## Start Material provided

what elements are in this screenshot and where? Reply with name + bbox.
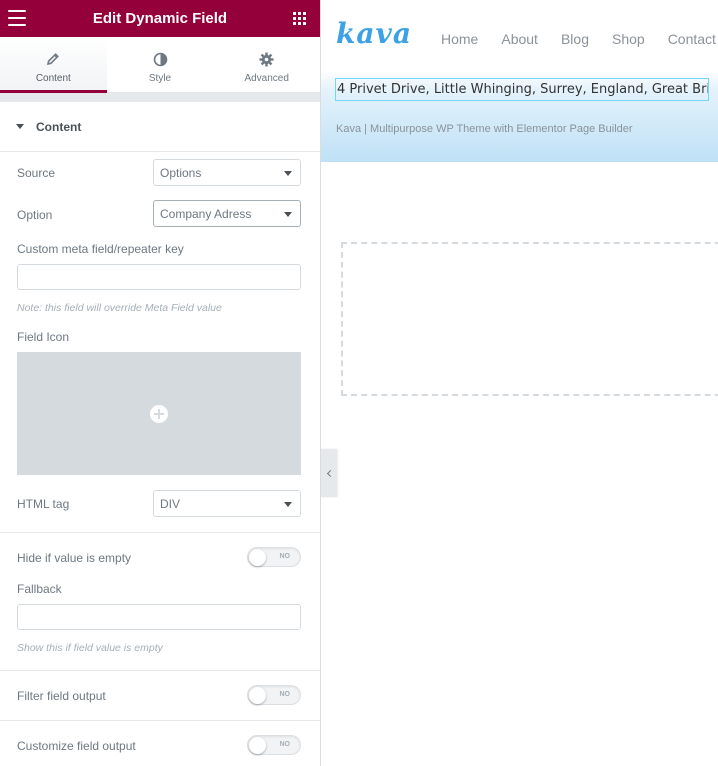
nav-item-home[interactable]: Home <box>441 31 478 47</box>
html-tag-label: HTML tag <box>17 497 70 511</box>
switch-state: NO <box>279 691 291 698</box>
tab-style[interactable]: Style <box>107 37 214 92</box>
source-select[interactable]: Options <box>153 159 301 186</box>
customize-output-switch[interactable]: NO <box>247 735 301 755</box>
caret-down-icon <box>16 124 24 129</box>
divider <box>0 532 320 533</box>
tab-label: Style <box>148 73 172 84</box>
option-select-value: Company Adress <box>160 206 252 221</box>
nav-item-about[interactable]: About <box>501 31 538 47</box>
page-preview: kava Home About Blog Shop Contact 4 Priv… <box>321 0 718 766</box>
collapse-panel-button[interactable] <box>321 449 337 497</box>
custom-meta-label: Custom meta field/repeater key <box>17 242 184 256</box>
switch-knob <box>249 737 266 754</box>
hide-empty-label: Hide if value is empty <box>17 551 132 565</box>
panel-title: Edit Dynamic Field <box>92 10 228 27</box>
tab-advanced[interactable]: Advanced <box>213 37 320 92</box>
custom-meta-input[interactable] <box>17 264 301 290</box>
menu-icon[interactable] <box>8 10 26 26</box>
chevron-down-icon <box>284 502 292 507</box>
dynamic-field-address[interactable]: 4 Privet Drive, Little Whinging, Surrey,… <box>335 78 709 101</box>
switch-knob <box>249 687 266 704</box>
option-label: Option <box>17 208 53 222</box>
tab-content[interactable]: Content <box>0 37 107 93</box>
chevron-down-icon <box>284 212 292 217</box>
add-icon <box>150 404 168 423</box>
divider <box>0 720 320 721</box>
panel-divider <box>0 93 320 102</box>
site-tagline: Kava | Multipurpose WP Theme with Elemen… <box>336 123 633 135</box>
contrast-icon <box>152 51 168 67</box>
switch-knob <box>249 549 266 566</box>
pencil-icon <box>45 51 61 67</box>
customize-output-label: Customize field output <box>17 739 136 753</box>
panel-header: Edit Dynamic Field <box>0 0 320 37</box>
editor-panel: Edit Dynamic Field Content Style Advance… <box>0 0 321 766</box>
gear-icon <box>259 51 275 67</box>
hide-empty-switch[interactable]: NO <box>247 547 301 567</box>
panel-tabs: Content Style Advanced <box>0 37 320 93</box>
filter-output-label: Filter field output <box>17 689 106 703</box>
nav-item-blog[interactable]: Blog <box>561 31 589 47</box>
fallback-input[interactable] <box>17 604 301 630</box>
html-tag-select-value: DIV <box>160 496 181 511</box>
section-toggle-content[interactable]: Content <box>0 102 320 152</box>
site-logo[interactable]: kava <box>336 17 412 50</box>
nav-item-contact[interactable]: Contact <box>668 31 716 47</box>
field-icon-label: Field Icon <box>17 330 70 344</box>
switch-state: NO <box>279 553 291 560</box>
chevron-left-icon <box>326 469 334 477</box>
switch-state: NO <box>279 741 291 748</box>
option-select[interactable]: Company Adress <box>153 200 301 227</box>
section-title: Content <box>36 119 82 134</box>
tab-label: Advanced <box>244 73 289 84</box>
fallback-note: Show this if field value is empty <box>17 642 163 654</box>
nav-item-shop[interactable]: Shop <box>612 31 645 47</box>
site-nav: Home About Blog Shop Contact <box>441 31 718 47</box>
chevron-down-icon <box>284 171 292 176</box>
widgets-grid-icon[interactable] <box>293 12 306 25</box>
field-icon-picker[interactable] <box>17 352 301 475</box>
divider <box>0 670 320 671</box>
source-select-value: Options <box>160 165 202 180</box>
source-label: Source <box>17 166 56 180</box>
html-tag-select[interactable]: DIV <box>153 490 301 517</box>
site-header: kava Home About Blog Shop Contact 4 Priv… <box>321 0 718 162</box>
widget-dropzone[interactable] <box>341 242 718 396</box>
tab-label: Content <box>35 73 71 84</box>
filter-output-switch[interactable]: NO <box>247 685 301 705</box>
fallback-label: Fallback <box>17 582 62 596</box>
custom-meta-note: Note: this field will override Meta Fiel… <box>17 302 222 314</box>
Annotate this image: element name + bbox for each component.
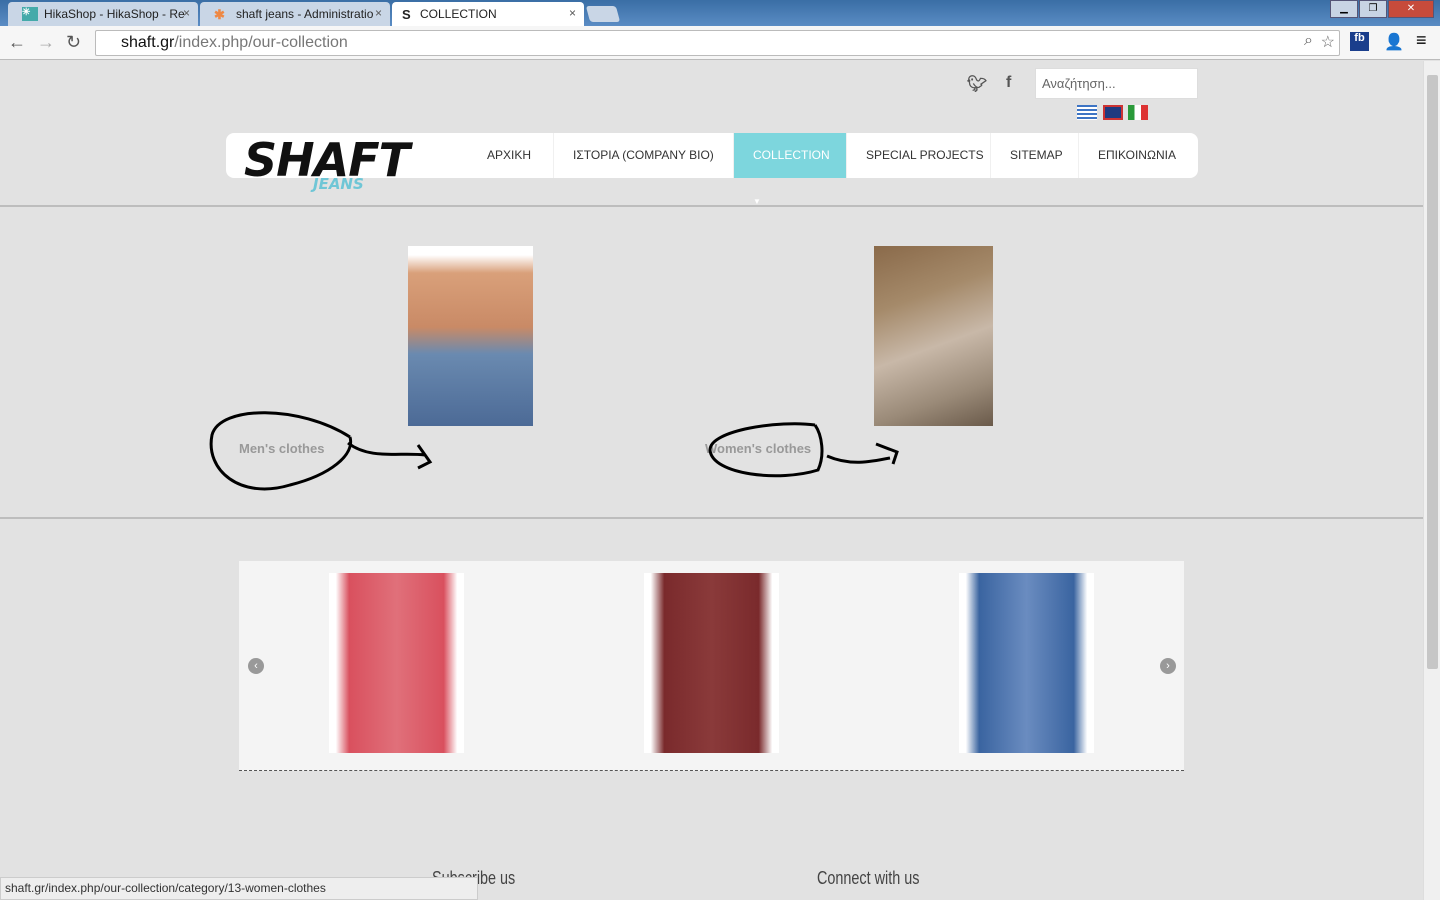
italian-flag-icon[interactable] bbox=[1128, 105, 1148, 120]
close-tab-icon[interactable]: × bbox=[375, 6, 382, 20]
logo-sub: JEANS bbox=[313, 175, 364, 193]
menu-icon[interactable]: ≡ bbox=[1416, 30, 1427, 51]
scrollbar[interactable] bbox=[1423, 61, 1440, 900]
mens-category-image[interactable] bbox=[408, 246, 533, 426]
minimize-button[interactable]: ▁ bbox=[1330, 0, 1358, 18]
zoom-icon: ⌕ bbox=[1304, 32, 1313, 49]
facebook-icon[interactable]: f bbox=[1006, 74, 1011, 92]
divider bbox=[0, 205, 1423, 207]
search-input[interactable]: Αναζήτηση... bbox=[1035, 68, 1198, 99]
new-tab-button[interactable] bbox=[585, 6, 621, 22]
browser-toolbar: ← → ↻ shaft.gr/index.php/our-collection ☆… bbox=[0, 26, 1440, 60]
twitter-icon[interactable]: 🐦︎ bbox=[967, 74, 987, 94]
tab-label: HikaShop - HikaShop - Re bbox=[44, 7, 185, 21]
reload-icon[interactable]: ↻ bbox=[66, 32, 81, 53]
status-bar: shaft.gr/index.php/our-collection/catego… bbox=[0, 877, 478, 900]
close-tab-icon[interactable]: × bbox=[569, 6, 576, 20]
fb-extension-icon[interactable]: fb bbox=[1350, 32, 1369, 51]
menu-item-collection[interactable]: COLLECTION ▼ bbox=[733, 133, 846, 206]
address-bar[interactable]: shaft.gr/index.php/our-collection ☆ ⌕ bbox=[95, 30, 1340, 56]
product-carousel: ‹ › bbox=[239, 561, 1184, 771]
tab-admin[interactable]: ✱ shaft jeans - Administratio × bbox=[200, 2, 390, 26]
back-icon[interactable]: ← bbox=[8, 32, 26, 53]
joomla-icon: ✱ bbox=[214, 7, 225, 22]
menu-item-home[interactable]: ΑΡΧΙΚΗ bbox=[468, 133, 550, 178]
connect-heading: Connect with us bbox=[817, 868, 920, 888]
menu-label: COLLECTION bbox=[753, 148, 830, 162]
tab-collection[interactable]: S COLLECTION × bbox=[392, 2, 584, 26]
carousel-next-button[interactable]: › bbox=[1160, 658, 1176, 674]
close-tab-icon[interactable]: × bbox=[183, 6, 190, 20]
mens-clothes-link[interactable]: Men's clothes bbox=[239, 441, 324, 456]
close-window-button[interactable]: ✕ bbox=[1388, 0, 1434, 18]
uk-flag-icon[interactable] bbox=[1103, 105, 1123, 120]
product-image[interactable] bbox=[959, 573, 1094, 753]
menu-item-contact[interactable]: ΕΠΙΚΟΙΝΩΝΙΑ bbox=[1078, 133, 1195, 178]
hikashop-icon: ✳ bbox=[22, 7, 38, 21]
forward-icon[interactable]: → bbox=[37, 32, 55, 53]
user-extension-icon[interactable]: 👤 bbox=[1384, 32, 1404, 52]
browser-titlebar: ✳ HikaShop - HikaShop - Re × ✱ shaft jeans … bbox=[0, 0, 1440, 26]
url-domain: shaft.gr bbox=[121, 34, 175, 51]
scrollbar-thumb[interactable] bbox=[1427, 75, 1438, 669]
url-path: /index.php/our-collection bbox=[174, 34, 348, 51]
maximize-button[interactable]: ❐ bbox=[1359, 0, 1387, 18]
carousel-prev-button[interactable]: ‹ bbox=[248, 658, 264, 674]
menu-item-bio[interactable]: ΙΣΤΟΡΙΑ (COMPANY BIO) bbox=[553, 133, 733, 178]
divider bbox=[0, 517, 1423, 519]
womens-clothes-link[interactable]: Women's clothes bbox=[705, 441, 811, 456]
shaft-icon: S bbox=[402, 7, 411, 22]
greek-flag-icon[interactable] bbox=[1077, 105, 1097, 120]
tab-hikashop[interactable]: ✳ HikaShop - HikaShop - Re × bbox=[8, 2, 198, 26]
product-image[interactable] bbox=[644, 573, 779, 753]
womens-category-image[interactable] bbox=[874, 246, 993, 426]
menu-item-special-projects[interactable]: SPECIAL PROJECTS bbox=[846, 133, 1003, 178]
product-image[interactable] bbox=[329, 573, 464, 753]
tab-label: shaft jeans - Administratio bbox=[236, 7, 374, 21]
tab-label: COLLECTION bbox=[420, 7, 497, 21]
star-icon[interactable]: ☆ bbox=[1321, 32, 1335, 52]
menu-item-sitemap[interactable]: SITEMAP bbox=[990, 133, 1082, 178]
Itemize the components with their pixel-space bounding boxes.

## End Material provided

> [Stated goal]:
Copy the part of the listing that opens with the line containing "italian-flag-icon[interactable] bbox=[1128, 105, 1148, 120]" and closes with the line containing "mens-category-image[interactable] bbox=[408, 246, 533, 426]", reproducing those lines exactly, both ends included.

> [Written answer]:
italian-flag-icon[interactable] bbox=[1128, 105, 1148, 120]
close-tab-icon[interactable]: × bbox=[375, 6, 382, 20]
logo-sub: JEANS bbox=[313, 175, 364, 193]
menu-icon[interactable]: ≡ bbox=[1416, 30, 1427, 51]
scrollbar[interactable] bbox=[1423, 61, 1440, 900]
mens-category-image[interactable] bbox=[408, 246, 533, 426]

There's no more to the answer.